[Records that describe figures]

--

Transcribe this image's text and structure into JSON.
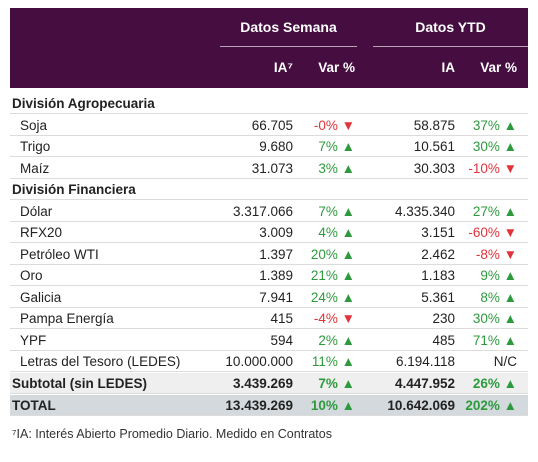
{
  "header": {
    "groups": [
      "Datos Semana",
      "Datos YTD"
    ],
    "columns": [
      "IA⁷",
      "Var %",
      "IA",
      "Var %"
    ]
  },
  "sections": [
    {
      "title": "División Agropecuaria",
      "rows": [
        [
          "Soja",
          "66.705",
          "-0% ▼",
          "58.875",
          "37% ▲"
        ],
        [
          "Trigo",
          "9.680",
          "7% ▲",
          "10.561",
          "30% ▲"
        ],
        [
          "Maíz",
          "31.073",
          "3% ▲",
          "30.303",
          "-10% ▼"
        ]
      ]
    },
    {
      "title": "División Financiera",
      "rows": [
        [
          "Dólar",
          "3.317.066",
          "7% ▲",
          "4.335.340",
          "27% ▲"
        ],
        [
          "RFX20",
          "3.009",
          "4% ▲",
          "3.151",
          "-60% ▼"
        ],
        [
          "Petróleo WTI",
          "1.397",
          "20% ▲",
          "2.462",
          "-8% ▼"
        ],
        [
          "Oro",
          "1.389",
          "21% ▲",
          "1.183",
          "9% ▲"
        ],
        [
          "Galicia",
          "7.941",
          "24% ▲",
          "5.361",
          "8% ▲"
        ],
        [
          "Pampa Energía",
          "415",
          "-4% ▼",
          "230",
          "30% ▲"
        ],
        [
          "YPF",
          "594",
          "2% ▲",
          "485",
          "71% ▲"
        ],
        [
          "Letras del Tesoro (LEDES)",
          "10.000.000",
          "11% ▲",
          "6.194.118",
          "N/C"
        ]
      ]
    }
  ],
  "subtotal": [
    "Subtotal (sin LEDES)",
    "3.439.269",
    "7% ▲",
    "4.447.952",
    "26% ▲"
  ],
  "total": [
    "TOTAL",
    "13.439.269",
    "10% ▲",
    "10.642.069",
    "202% ▲"
  ],
  "footnote": "⁷IA: Interés Abierto Promedio Diario. Medido en Contratos"
}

--

**What to produce:** Copy the material above in full and exactly, skipping pictures.

**Solution for this exercise:**
Transcribe this image's text and structure into JSON.
{
  "header": {
    "groups": [
      "Datos Semana",
      "Datos YTD"
    ],
    "columns": [
      "IA⁷",
      "Var %",
      "IA",
      "Var %"
    ]
  },
  "sections": [
    {
      "title": "División Agropecuaria",
      "rows": [
        [
          "Soja",
          "66.705",
          "-0% ▼",
          "58.875",
          "37% ▲"
        ],
        [
          "Trigo",
          "9.680",
          "7% ▲",
          "10.561",
          "30% ▲"
        ],
        [
          "Maíz",
          "31.073",
          "3% ▲",
          "30.303",
          "-10% ▼"
        ]
      ]
    },
    {
      "title": "División Financiera",
      "rows": [
        [
          "Dólar",
          "3.317.066",
          "7% ▲",
          "4.335.340",
          "27% ▲"
        ],
        [
          "RFX20",
          "3.009",
          "4% ▲",
          "3.151",
          "-60% ▼"
        ],
        [
          "Petróleo WTI",
          "1.397",
          "20% ▲",
          "2.462",
          "-8% ▼"
        ],
        [
          "Oro",
          "1.389",
          "21% ▲",
          "1.183",
          "9% ▲"
        ],
        [
          "Galicia",
          "7.941",
          "24% ▲",
          "5.361",
          "8% ▲"
        ],
        [
          "Pampa Energía",
          "415",
          "-4% ▼",
          "230",
          "30% ▲"
        ],
        [
          "YPF",
          "594",
          "2% ▲",
          "485",
          "71% ▲"
        ],
        [
          "Letras del Tesoro (LEDES)",
          "10.000.000",
          "11% ▲",
          "6.194.118",
          "N/C"
        ]
      ]
    }
  ],
  "subtotal": [
    "Subtotal (sin LEDES)",
    "3.439.269",
    "7% ▲",
    "4.447.952",
    "26% ▲"
  ],
  "total": [
    "TOTAL",
    "13.439.269",
    "10% ▲",
    "10.642.069",
    "202% ▲"
  ],
  "footnote": "⁷IA: Interés Abierto Promedio Diario. Medido en Contratos"
}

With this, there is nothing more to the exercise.